= Given request =
Give the number of lines below that contain the word "requiring", and nothing else.
# START OF Excerpted data
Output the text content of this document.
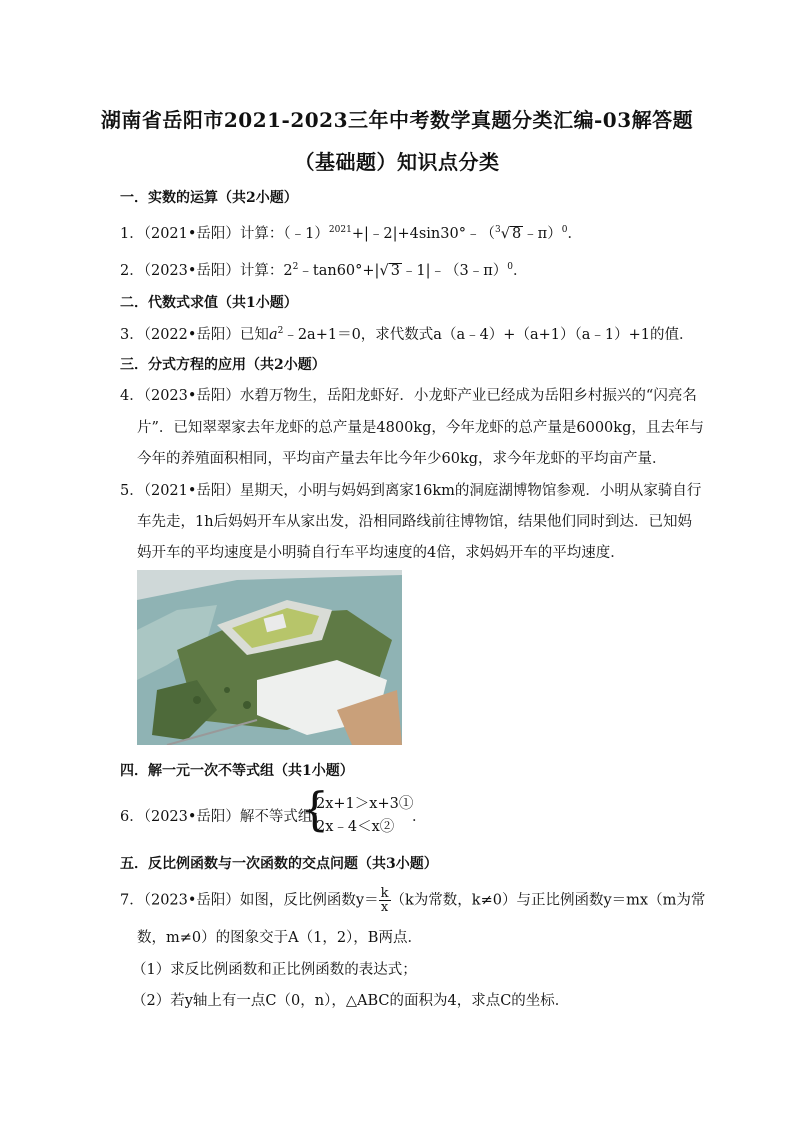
湖南省岳阳市2021-2023三年中考数学真题分类汇编-03解答题
（基础题）知识点分类
一．实数的运算（共2小题）
1．（2021•岳阳）计算：（﹣1）$^{2021}$+|﹣2|+4sin30°﹣（$^3$√ 8 ﹣π）$^0$．
2．（2023•岳阳）计算：$2^2﹣\tan 60^\circ+|√$ 3 ﹣1|﹣（3﹣π）$^0$．
二．代数式求值（共1小题）
3．（2022•岳阳）已知$a^2﹣2a+1=0$，求代数式a（a﹣4）+（a+1）（a﹣1）+1的值．
三．分式方程的应用（共2小题）
4．（2023•岳阳）水碧万物生，岳阳龙虾好．小龙虾产业已经成为岳阳乡村振兴的“闪亮名
片”．已知翠翠家去年龙虾的总产量是4800kg，今年龙虾的总产量是6000kg，且去年与
今年的养殖面积相同，平均亩产量去年比今年少60kg，求今年龙虾的平均亩产量．
5．（2021•岳阳）星期天，小明与妈妈到离家16km的洞庭湖博物馆参观．小明从家骑自行
车先走，1h后妈妈开车从家出发，沿相同路线前往博物馆，结果他们同时到达．已知妈
妈开车的平均速度是小明骑自行车平均速度的4倍，求妈妈开车的平均速度．
四．解一元一次不等式组（共1小题）
6．（2023•岳阳）解不等式组：
{
2x+1＞x+3①
2x﹣4＜x②
．
五．反比例函数与一次函数的交点问题（共3小题）
7．（2023•岳阳）如图，反比例函数$y= \frac{k}{x} (k$为常数，k≠0）与正比例函数y＝mx（m为常
数，m≠0）的图象交于A（1，2），B两点．
（1）求反比例函数和正比例函数的表达式；
（2）若y轴上有一点C（0，n），△ABC的面积为4，求点C的坐标．
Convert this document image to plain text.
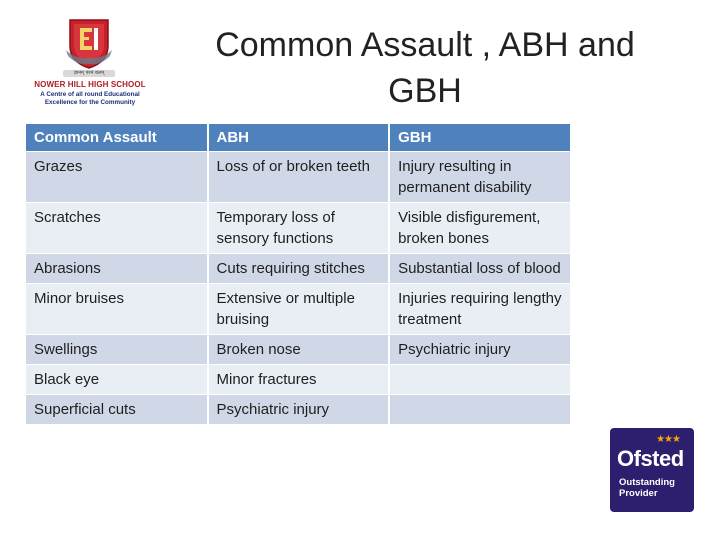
ज्ञानम् परमं बलम्
NOWER HILL HIGH SCHOOL
A Centre of all round Educational
Excellence for the Community
Common Assault , ABH and
GBH
Common Assault	ABH	GBH
Grazes	Loss of or broken teeth	Injury resulting in permanent disability
Scratches	Temporary loss of sensory functions	Visible disfigurement, broken bones
Abrasions	Cuts requiring stitches	Substantial loss of blood
Minor bruises	Extensive or multiple bruising	Injuries requiring lengthy treatment
Swellings	Broken nose	Psychiatric injury
Black eye	Minor fractures	
Superficial cuts	Psychiatric injury	
★★★
Ofsted
Outstanding
Provider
# END OF Excerpted data
= Exercise result =
2